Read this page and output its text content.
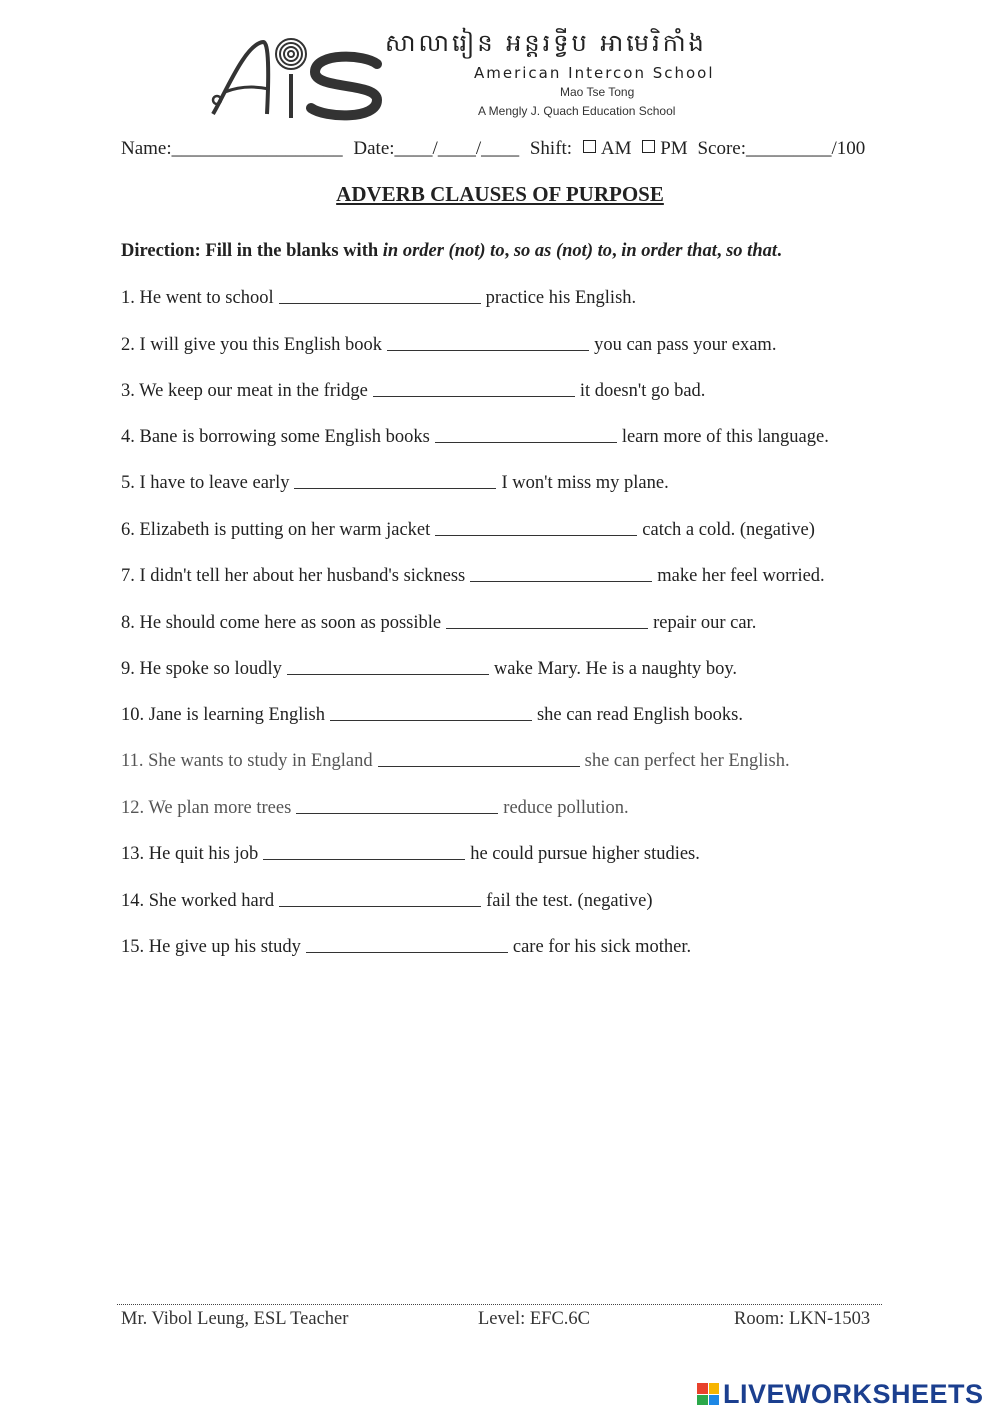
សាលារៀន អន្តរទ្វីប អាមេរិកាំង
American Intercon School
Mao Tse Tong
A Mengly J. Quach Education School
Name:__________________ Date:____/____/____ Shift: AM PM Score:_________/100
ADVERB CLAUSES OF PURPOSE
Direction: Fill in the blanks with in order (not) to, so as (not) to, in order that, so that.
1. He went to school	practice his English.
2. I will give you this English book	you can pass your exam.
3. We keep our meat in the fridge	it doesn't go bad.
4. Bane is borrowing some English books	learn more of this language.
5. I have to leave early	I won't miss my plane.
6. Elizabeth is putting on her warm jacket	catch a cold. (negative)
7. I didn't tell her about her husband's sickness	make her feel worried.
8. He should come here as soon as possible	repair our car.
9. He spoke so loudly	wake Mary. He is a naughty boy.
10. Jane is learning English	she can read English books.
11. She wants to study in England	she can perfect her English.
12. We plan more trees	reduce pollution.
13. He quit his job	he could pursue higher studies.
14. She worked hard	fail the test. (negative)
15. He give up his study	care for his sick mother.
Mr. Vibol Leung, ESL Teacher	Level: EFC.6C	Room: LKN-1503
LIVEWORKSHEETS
---*---
SET EXERCISE ▸
Copy every line in the records above that contains the word "give".

TASK ANSWER ▸
2. I will give you this English book	you can pass your exam.
15. He give up his study	care for his sick mother.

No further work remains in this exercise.